[Stored items]
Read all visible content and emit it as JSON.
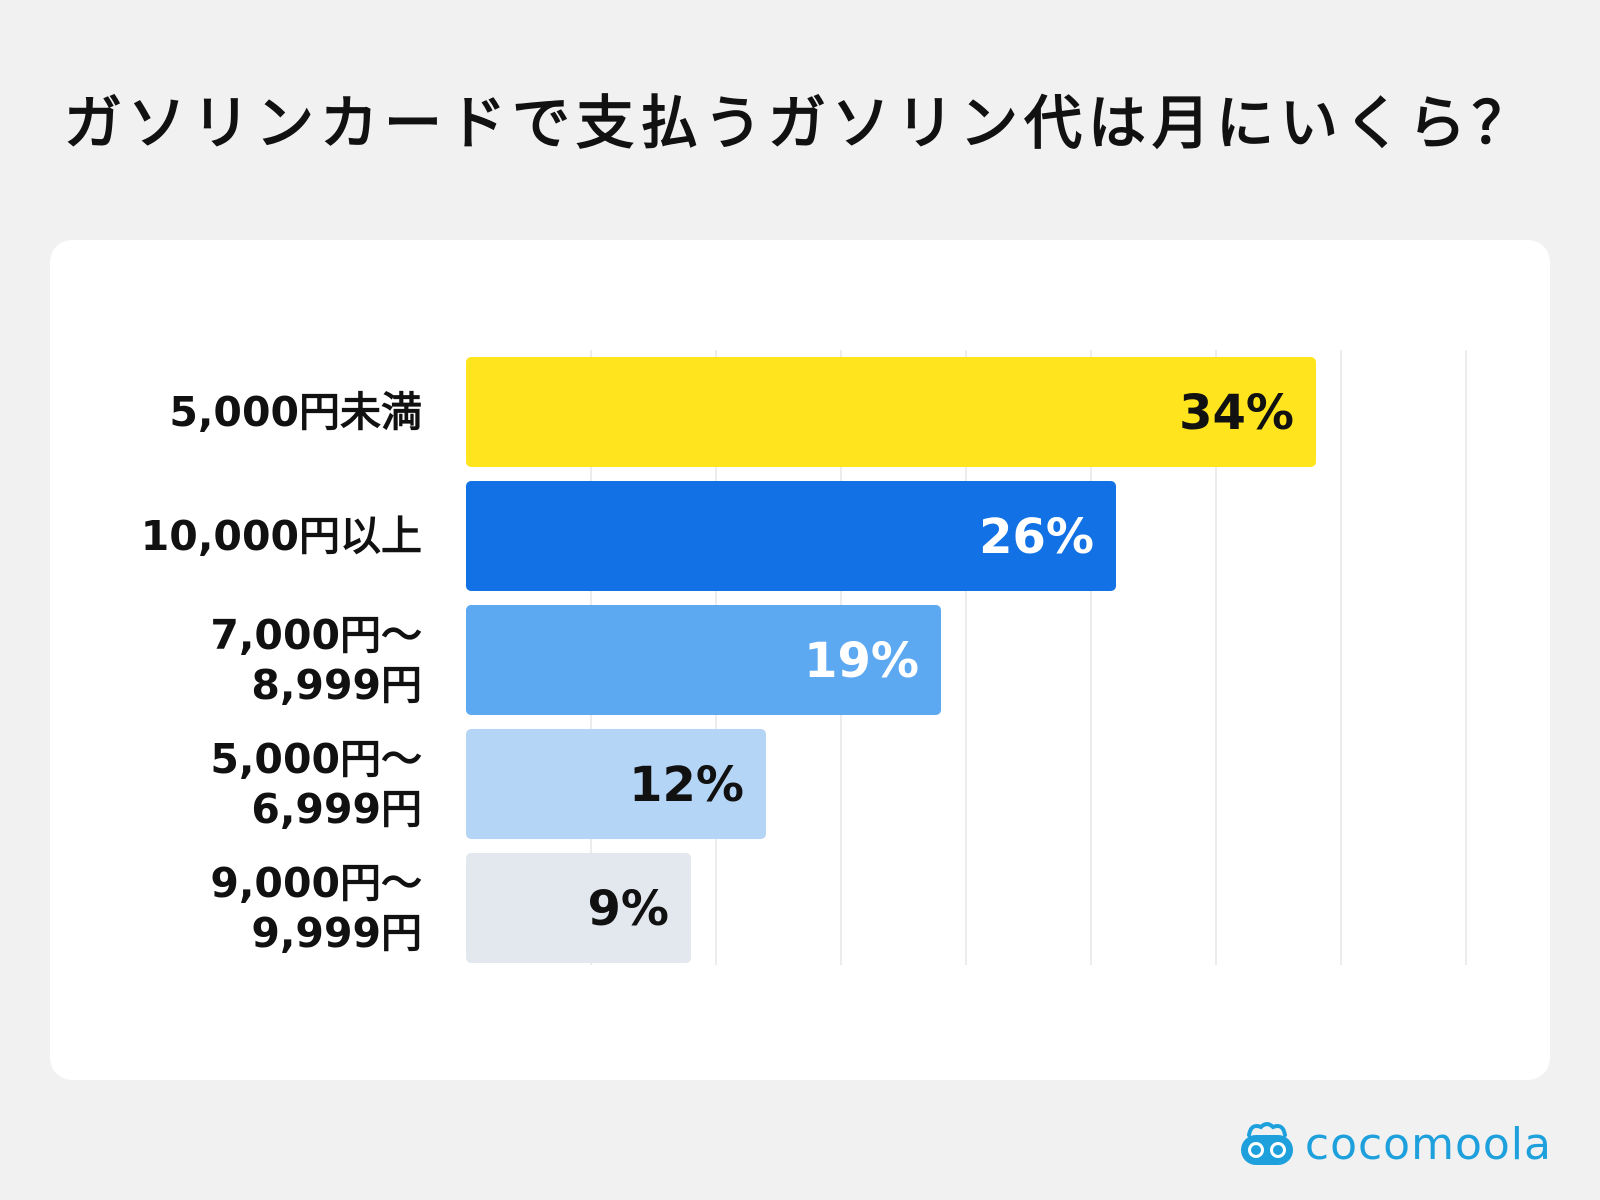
{
  "title": "ガソリンカードで支払うガソリン代は月にいくら？",
  "brand": {
    "name": "cocomoola",
    "icon": "cocomoola-logo-icon",
    "color": "#1da0dc"
  },
  "chart_data": {
    "type": "bar",
    "orientation": "horizontal",
    "categories": [
      [
        "5,000円未満"
      ],
      [
        "10,000円以上"
      ],
      [
        "7,000円〜",
        "8,999円"
      ],
      [
        "5,000円〜",
        "6,999円"
      ],
      [
        "9,000円〜",
        "9,999円"
      ]
    ],
    "values": [
      34,
      26,
      19,
      12,
      9
    ],
    "value_labels": [
      "34%",
      "26%",
      "19%",
      "12%",
      "9%"
    ],
    "colors": [
      "#ffe41e",
      "#1171e5",
      "#5ca9f2",
      "#b5d5f7",
      "#e3e8ee"
    ],
    "label_colors": [
      "#111111",
      "#ffffff",
      "#ffffff",
      "#111111",
      "#111111"
    ],
    "xlim": [
      0,
      40
    ],
    "grid": true,
    "xlabel": "",
    "ylabel": ""
  }
}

EXERCISE AIM. Without including the pictures, reproduce all entries exactly.

RESPONSE FOR THIS EXERCISE.
Read all visible content and emit it as JSON.
{
  "title": "ガソリンカードで支払うガソリン代は月にいくら？",
  "brand": {
    "name": "cocomoola",
    "icon": "cocomoola-logo-icon",
    "color": "#1da0dc"
  },
  "chart_data": {
    "type": "bar",
    "orientation": "horizontal",
    "categories": [
      [
        "5,000円未満"
      ],
      [
        "10,000円以上"
      ],
      [
        "7,000円〜",
        "8,999円"
      ],
      [
        "5,000円〜",
        "6,999円"
      ],
      [
        "9,000円〜",
        "9,999円"
      ]
    ],
    "values": [
      34,
      26,
      19,
      12,
      9
    ],
    "value_labels": [
      "34%",
      "26%",
      "19%",
      "12%",
      "9%"
    ],
    "colors": [
      "#ffe41e",
      "#1171e5",
      "#5ca9f2",
      "#b5d5f7",
      "#e3e8ee"
    ],
    "label_colors": [
      "#111111",
      "#ffffff",
      "#ffffff",
      "#111111",
      "#111111"
    ],
    "xlim": [
      0,
      40
    ],
    "grid": true,
    "xlabel": "",
    "ylabel": ""
  }
}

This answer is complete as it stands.